═══ RECORDS SHOWN ═══

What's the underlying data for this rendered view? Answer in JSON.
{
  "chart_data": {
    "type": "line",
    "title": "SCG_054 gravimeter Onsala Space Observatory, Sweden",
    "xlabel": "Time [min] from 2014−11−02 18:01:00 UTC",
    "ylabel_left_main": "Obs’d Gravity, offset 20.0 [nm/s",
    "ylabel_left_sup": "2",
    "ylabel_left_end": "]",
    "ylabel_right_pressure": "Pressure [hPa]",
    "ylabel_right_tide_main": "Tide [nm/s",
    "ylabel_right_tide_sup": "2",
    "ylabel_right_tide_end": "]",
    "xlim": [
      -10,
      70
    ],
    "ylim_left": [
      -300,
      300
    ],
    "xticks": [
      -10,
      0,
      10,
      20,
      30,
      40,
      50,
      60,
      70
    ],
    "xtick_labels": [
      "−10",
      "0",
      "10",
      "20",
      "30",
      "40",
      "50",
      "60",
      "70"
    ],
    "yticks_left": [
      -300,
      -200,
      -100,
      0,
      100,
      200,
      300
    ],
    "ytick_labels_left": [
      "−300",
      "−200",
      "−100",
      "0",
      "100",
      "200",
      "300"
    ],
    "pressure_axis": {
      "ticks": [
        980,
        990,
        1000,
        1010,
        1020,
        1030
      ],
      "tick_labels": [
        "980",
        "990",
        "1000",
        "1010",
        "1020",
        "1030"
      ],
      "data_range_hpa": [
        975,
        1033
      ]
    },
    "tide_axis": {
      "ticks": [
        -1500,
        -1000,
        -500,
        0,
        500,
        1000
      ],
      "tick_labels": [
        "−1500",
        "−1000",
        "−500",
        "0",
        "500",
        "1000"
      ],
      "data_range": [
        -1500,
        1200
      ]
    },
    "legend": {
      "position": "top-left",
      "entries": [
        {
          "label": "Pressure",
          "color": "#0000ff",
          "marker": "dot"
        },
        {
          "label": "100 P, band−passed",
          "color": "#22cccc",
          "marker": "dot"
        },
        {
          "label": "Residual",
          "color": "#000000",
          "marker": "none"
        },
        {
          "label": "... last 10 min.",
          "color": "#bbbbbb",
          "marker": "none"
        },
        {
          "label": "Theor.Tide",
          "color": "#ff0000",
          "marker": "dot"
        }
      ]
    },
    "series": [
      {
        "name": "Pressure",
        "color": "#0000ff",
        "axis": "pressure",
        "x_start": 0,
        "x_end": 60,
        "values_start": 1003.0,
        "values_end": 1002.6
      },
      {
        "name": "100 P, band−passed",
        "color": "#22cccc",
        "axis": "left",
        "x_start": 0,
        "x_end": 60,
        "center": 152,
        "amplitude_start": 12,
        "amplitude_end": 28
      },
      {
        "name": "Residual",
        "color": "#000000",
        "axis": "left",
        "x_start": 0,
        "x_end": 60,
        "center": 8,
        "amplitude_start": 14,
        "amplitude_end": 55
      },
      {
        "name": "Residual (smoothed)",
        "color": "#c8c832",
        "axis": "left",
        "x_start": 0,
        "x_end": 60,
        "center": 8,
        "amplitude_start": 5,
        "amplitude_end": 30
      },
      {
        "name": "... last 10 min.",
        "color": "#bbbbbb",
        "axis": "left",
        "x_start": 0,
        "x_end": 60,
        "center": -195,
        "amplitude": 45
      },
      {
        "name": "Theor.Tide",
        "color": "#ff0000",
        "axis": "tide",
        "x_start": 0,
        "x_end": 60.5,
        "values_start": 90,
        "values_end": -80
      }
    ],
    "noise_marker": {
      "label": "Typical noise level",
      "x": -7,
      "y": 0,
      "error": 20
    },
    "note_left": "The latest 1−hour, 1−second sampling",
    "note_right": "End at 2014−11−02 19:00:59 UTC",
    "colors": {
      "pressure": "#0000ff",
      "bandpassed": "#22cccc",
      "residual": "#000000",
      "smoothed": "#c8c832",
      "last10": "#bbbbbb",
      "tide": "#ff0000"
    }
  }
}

═══

WORK TO DO: Transcribe all the entries, keeping each one exactly as it is.

EXPECTED OUTPUT:
What's the underlying data for this rendered view? Answer in JSON.
{
  "chart_data": {
    "type": "line",
    "title": "SCG_054 gravimeter Onsala Space Observatory, Sweden",
    "xlabel": "Time [min] from 2014−11−02 18:01:00 UTC",
    "ylabel_left_main": "Obs’d Gravity, offset 20.0 [nm/s",
    "ylabel_left_sup": "2",
    "ylabel_left_end": "]",
    "ylabel_right_pressure": "Pressure [hPa]",
    "ylabel_right_tide_main": "Tide [nm/s",
    "ylabel_right_tide_sup": "2",
    "ylabel_right_tide_end": "]",
    "xlim": [
      -10,
      70
    ],
    "ylim_left": [
      -300,
      300
    ],
    "xticks": [
      -10,
      0,
      10,
      20,
      30,
      40,
      50,
      60,
      70
    ],
    "xtick_labels": [
      "−10",
      "0",
      "10",
      "20",
      "30",
      "40",
      "50",
      "60",
      "70"
    ],
    "yticks_left": [
      -300,
      -200,
      -100,
      0,
      100,
      200,
      300
    ],
    "ytick_labels_left": [
      "−300",
      "−200",
      "−100",
      "0",
      "100",
      "200",
      "300"
    ],
    "pressure_axis": {
      "ticks": [
        980,
        990,
        1000,
        1010,
        1020,
        1030
      ],
      "tick_labels": [
        "980",
        "990",
        "1000",
        "1010",
        "1020",
        "1030"
      ],
      "data_range_hpa": [
        975,
        1033
      ]
    },
    "tide_axis": {
      "ticks": [
        -1500,
        -1000,
        -500,
        0,
        500,
        1000
      ],
      "tick_labels": [
        "−1500",
        "−1000",
        "−500",
        "0",
        "500",
        "1000"
      ],
      "data_range": [
        -1500,
        1200
      ]
    },
    "legend": {
      "position": "top-left",
      "entries": [
        {
          "label": "Pressure",
          "color": "#0000ff",
          "marker": "dot"
        },
        {
          "label": "100 P, band−passed",
          "color": "#22cccc",
          "marker": "dot"
        },
        {
          "label": "Residual",
          "color": "#000000",
          "marker": "none"
        },
        {
          "label": "... last 10 min.",
          "color": "#bbbbbb",
          "marker": "none"
        },
        {
          "label": "Theor.Tide",
          "color": "#ff0000",
          "marker": "dot"
        }
      ]
    },
    "series": [
      {
        "name": "Pressure",
        "color": "#0000ff",
        "axis": "pressure",
        "x_start": 0,
        "x_end": 60,
        "values_start": 1003.0,
        "values_end": 1002.6
      },
      {
        "name": "100 P, band−passed",
        "color": "#22cccc",
        "axis": "left",
        "x_start": 0,
        "x_end": 60,
        "center": 152,
        "amplitude_start": 12,
        "amplitude_end": 28
      },
      {
        "name": "Residual",
        "color": "#000000",
        "axis": "left",
        "x_start": 0,
        "x_end": 60,
        "center": 8,
        "amplitude_start": 14,
        "amplitude_end": 55
      },
      {
        "name": "Residual (smoothed)",
        "color": "#c8c832",
        "axis": "left",
        "x_start": 0,
        "x_end": 60,
        "center": 8,
        "amplitude_start": 5,
        "amplitude_end": 30
      },
      {
        "name": "... last 10 min.",
        "color": "#bbbbbb",
        "axis": "left",
        "x_start": 0,
        "x_end": 60,
        "center": -195,
        "amplitude": 45
      },
      {
        "name": "Theor.Tide",
        "color": "#ff0000",
        "axis": "tide",
        "x_start": 0,
        "x_end": 60.5,
        "values_start": 90,
        "values_end": -80
      }
    ],
    "noise_marker": {
      "label": "Typical noise level",
      "x": -7,
      "y": 0,
      "error": 20
    },
    "note_left": "The latest 1−hour, 1−second sampling",
    "note_right": "End at 2014−11−02 19:00:59 UTC",
    "colors": {
      "pressure": "#0000ff",
      "bandpassed": "#22cccc",
      "residual": "#000000",
      "smoothed": "#c8c832",
      "last10": "#bbbbbb",
      "tide": "#ff0000"
    }
  }
}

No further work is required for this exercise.